Spatial layout entries:
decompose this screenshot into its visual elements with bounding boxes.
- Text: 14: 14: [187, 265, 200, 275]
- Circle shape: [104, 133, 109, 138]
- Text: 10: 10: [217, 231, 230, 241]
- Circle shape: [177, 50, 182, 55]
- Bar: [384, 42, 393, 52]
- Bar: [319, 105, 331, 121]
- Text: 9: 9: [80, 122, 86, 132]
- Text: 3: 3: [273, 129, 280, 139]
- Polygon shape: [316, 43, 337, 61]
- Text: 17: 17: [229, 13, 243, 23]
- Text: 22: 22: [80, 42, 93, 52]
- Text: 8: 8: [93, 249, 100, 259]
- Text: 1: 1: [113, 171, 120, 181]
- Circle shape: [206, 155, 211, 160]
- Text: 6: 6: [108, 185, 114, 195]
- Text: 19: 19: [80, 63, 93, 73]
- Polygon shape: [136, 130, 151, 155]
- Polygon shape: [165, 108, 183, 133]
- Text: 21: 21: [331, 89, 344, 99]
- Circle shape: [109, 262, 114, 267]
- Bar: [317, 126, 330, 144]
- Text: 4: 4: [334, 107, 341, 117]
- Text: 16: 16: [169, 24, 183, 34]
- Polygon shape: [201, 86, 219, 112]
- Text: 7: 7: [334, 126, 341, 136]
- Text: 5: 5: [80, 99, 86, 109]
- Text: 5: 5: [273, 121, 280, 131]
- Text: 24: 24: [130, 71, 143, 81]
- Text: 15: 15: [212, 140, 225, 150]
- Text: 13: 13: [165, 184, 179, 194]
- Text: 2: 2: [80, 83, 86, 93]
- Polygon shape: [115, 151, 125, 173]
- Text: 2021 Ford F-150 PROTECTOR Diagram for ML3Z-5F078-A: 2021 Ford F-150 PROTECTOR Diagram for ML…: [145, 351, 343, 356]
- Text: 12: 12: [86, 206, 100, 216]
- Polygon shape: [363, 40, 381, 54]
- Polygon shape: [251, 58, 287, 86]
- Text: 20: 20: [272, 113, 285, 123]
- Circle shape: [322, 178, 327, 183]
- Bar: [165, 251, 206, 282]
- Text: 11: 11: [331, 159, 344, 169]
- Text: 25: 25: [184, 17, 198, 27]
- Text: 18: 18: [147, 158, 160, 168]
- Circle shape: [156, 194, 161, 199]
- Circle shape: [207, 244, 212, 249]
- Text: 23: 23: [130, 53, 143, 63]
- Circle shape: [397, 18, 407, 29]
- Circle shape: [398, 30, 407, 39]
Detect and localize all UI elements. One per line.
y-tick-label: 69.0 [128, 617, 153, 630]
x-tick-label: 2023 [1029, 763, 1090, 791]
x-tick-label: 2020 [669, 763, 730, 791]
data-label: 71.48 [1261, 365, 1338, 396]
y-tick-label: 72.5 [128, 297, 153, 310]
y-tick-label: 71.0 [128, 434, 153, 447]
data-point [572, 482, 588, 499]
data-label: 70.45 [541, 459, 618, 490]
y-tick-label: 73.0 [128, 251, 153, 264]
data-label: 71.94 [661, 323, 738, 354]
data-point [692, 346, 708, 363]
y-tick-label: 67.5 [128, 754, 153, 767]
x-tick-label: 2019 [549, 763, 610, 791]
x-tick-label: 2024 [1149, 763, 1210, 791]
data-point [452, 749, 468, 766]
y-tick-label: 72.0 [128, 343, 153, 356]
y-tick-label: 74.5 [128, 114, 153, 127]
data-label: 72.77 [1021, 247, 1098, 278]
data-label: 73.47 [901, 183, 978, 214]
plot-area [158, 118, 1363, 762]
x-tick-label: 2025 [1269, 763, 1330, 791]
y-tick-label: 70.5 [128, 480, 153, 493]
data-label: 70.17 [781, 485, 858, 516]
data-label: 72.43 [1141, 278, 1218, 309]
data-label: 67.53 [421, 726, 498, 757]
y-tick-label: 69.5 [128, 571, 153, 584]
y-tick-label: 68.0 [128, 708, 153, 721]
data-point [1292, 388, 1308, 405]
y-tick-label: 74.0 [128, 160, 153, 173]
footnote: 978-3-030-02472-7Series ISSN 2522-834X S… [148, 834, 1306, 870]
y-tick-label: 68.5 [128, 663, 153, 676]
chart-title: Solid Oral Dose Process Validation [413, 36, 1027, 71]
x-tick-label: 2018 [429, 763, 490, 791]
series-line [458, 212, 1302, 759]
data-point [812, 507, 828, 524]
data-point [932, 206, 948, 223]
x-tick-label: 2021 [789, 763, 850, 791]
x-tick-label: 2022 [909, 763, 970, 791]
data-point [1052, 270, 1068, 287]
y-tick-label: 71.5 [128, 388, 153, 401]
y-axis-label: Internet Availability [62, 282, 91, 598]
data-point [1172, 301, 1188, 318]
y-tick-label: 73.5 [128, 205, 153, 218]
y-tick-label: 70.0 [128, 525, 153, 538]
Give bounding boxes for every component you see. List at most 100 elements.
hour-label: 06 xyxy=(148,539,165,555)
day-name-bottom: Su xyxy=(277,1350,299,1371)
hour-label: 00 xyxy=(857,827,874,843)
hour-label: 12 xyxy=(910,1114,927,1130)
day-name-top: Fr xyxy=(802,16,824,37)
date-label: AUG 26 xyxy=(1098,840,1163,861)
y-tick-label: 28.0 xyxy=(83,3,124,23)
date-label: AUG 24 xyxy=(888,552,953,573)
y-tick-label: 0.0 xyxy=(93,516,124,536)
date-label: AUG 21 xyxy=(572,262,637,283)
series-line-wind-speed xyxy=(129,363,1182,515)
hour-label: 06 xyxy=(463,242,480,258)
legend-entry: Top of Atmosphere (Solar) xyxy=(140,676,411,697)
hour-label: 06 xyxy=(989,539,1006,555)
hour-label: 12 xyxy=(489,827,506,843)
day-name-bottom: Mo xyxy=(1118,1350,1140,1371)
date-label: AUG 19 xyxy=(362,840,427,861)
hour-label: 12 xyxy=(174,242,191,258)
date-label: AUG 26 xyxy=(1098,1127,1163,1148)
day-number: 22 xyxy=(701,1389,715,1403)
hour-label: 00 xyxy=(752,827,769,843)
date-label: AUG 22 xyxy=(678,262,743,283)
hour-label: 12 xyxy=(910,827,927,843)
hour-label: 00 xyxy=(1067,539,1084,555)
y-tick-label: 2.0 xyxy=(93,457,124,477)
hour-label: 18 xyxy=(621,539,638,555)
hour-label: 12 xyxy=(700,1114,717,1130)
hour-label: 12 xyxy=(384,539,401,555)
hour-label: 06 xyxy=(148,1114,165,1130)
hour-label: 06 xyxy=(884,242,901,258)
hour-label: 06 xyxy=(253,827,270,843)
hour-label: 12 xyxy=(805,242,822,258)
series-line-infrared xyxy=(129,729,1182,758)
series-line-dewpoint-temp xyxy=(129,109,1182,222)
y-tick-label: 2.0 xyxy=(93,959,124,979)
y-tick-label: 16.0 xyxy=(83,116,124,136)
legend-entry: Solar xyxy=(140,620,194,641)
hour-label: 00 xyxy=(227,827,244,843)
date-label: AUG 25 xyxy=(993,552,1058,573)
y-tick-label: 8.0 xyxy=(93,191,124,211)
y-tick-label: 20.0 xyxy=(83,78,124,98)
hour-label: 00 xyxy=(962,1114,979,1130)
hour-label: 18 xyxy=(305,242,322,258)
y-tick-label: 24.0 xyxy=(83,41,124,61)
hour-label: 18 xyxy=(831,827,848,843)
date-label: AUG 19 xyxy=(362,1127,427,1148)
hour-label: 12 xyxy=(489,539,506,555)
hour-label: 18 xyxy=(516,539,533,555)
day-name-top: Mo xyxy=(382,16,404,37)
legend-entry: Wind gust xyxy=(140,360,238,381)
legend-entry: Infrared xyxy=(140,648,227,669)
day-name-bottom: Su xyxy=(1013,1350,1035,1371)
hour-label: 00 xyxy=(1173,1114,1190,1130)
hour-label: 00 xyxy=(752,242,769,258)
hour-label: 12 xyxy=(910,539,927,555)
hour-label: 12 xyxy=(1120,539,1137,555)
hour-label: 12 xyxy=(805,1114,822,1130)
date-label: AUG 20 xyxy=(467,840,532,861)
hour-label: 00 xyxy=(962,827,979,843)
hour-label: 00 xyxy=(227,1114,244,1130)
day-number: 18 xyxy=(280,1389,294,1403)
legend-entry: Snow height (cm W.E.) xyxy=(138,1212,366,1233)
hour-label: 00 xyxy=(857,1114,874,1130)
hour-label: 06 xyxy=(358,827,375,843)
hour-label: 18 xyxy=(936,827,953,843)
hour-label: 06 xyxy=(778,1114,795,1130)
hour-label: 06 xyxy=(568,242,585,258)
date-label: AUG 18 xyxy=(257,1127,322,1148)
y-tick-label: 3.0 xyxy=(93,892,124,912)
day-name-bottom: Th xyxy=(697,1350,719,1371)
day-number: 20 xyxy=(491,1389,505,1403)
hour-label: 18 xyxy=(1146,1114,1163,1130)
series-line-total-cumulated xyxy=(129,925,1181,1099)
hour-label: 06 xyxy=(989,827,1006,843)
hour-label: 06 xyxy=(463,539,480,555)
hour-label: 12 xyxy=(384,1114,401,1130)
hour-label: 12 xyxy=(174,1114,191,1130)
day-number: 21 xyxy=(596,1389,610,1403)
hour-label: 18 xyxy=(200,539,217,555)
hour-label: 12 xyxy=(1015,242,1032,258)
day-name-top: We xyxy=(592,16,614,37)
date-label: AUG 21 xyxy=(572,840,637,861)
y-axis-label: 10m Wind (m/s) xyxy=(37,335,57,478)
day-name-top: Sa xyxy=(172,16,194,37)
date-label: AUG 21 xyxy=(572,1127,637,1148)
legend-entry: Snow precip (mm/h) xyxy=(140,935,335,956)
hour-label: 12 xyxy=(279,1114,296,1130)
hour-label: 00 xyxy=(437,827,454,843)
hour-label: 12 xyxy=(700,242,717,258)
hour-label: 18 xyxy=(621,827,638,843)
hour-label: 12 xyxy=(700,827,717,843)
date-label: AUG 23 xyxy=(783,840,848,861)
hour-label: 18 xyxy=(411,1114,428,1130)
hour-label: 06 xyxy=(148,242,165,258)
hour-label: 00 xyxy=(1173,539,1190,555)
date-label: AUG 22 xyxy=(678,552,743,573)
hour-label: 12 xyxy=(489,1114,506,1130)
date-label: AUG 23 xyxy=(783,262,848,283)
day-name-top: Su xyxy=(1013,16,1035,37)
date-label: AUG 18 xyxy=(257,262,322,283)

▶ **Short exercise**
Repeat the stretch of the records from the start through the line containing "data-label: 70.45 [541, 459, 618, 490]", both ends included.

▶ **Response to the task**
decompose this screenshot into its visual elements with bounding boxes.
- Text: 14: 14: [187, 265, 200, 275]
- Circle shape: [104, 133, 109, 138]
- Text: 10: 10: [217, 231, 230, 241]
- Circle shape: [177, 50, 182, 55]
- Bar: [384, 42, 393, 52]
- Bar: [319, 105, 331, 121]
- Text: 9: 9: [80, 122, 86, 132]
- Text: 3: 3: [273, 129, 280, 139]
- Polygon shape: [316, 43, 337, 61]
- Text: 17: 17: [229, 13, 243, 23]
- Text: 22: 22: [80, 42, 93, 52]
- Text: 8: 8: [93, 249, 100, 259]
- Text: 1: 1: [113, 171, 120, 181]
- Circle shape: [206, 155, 211, 160]
- Text: 6: 6: [108, 185, 114, 195]
- Text: 19: 19: [80, 63, 93, 73]
- Polygon shape: [136, 130, 151, 155]
- Polygon shape: [165, 108, 183, 133]
- Text: 21: 21: [331, 89, 344, 99]
- Circle shape: [109, 262, 114, 267]
- Bar: [317, 126, 330, 144]
- Text: 4: 4: [334, 107, 341, 117]
- Text: 16: 16: [169, 24, 183, 34]
- Polygon shape: [201, 86, 219, 112]
- Text: 7: 7: [334, 126, 341, 136]
- Text: 5: 5: [80, 99, 86, 109]
- Text: 5: 5: [273, 121, 280, 131]
- Text: 24: 24: [130, 71, 143, 81]
- Text: 15: 15: [212, 140, 225, 150]
- Text: 13: 13: [165, 184, 179, 194]
- Text: 2: 2: [80, 83, 86, 93]
- Polygon shape: [115, 151, 125, 173]
- Text: 2021 Ford F-150 PROTECTOR Diagram for ML3Z-5F078-A: 2021 Ford F-150 PROTECTOR Diagram for ML…: [145, 351, 343, 356]
- Text: 12: 12: [86, 206, 100, 216]
- Polygon shape: [363, 40, 381, 54]
- Polygon shape: [251, 58, 287, 86]
- Text: 20: 20: [272, 113, 285, 123]
- Circle shape: [322, 178, 327, 183]
- Bar: [165, 251, 206, 282]
- Text: 11: 11: [331, 159, 344, 169]
- Text: 25: 25: [184, 17, 198, 27]
- Text: 18: 18: [147, 158, 160, 168]
- Circle shape: [156, 194, 161, 199]
- Circle shape: [207, 244, 212, 249]
- Text: 23: 23: [130, 53, 143, 63]
- Circle shape: [397, 18, 407, 29]
- Circle shape: [398, 30, 407, 39]
Detect and localize all UI elements. One per line.
y-tick-label: 69.0 [128, 617, 153, 630]
x-tick-label: 2023 [1029, 763, 1090, 791]
x-tick-label: 2020 [669, 763, 730, 791]
data-label: 71.48 [1261, 365, 1338, 396]
y-tick-label: 72.5 [128, 297, 153, 310]
y-tick-label: 71.0 [128, 434, 153, 447]
data-point [572, 482, 588, 499]
data-label: 70.45 [541, 459, 618, 490]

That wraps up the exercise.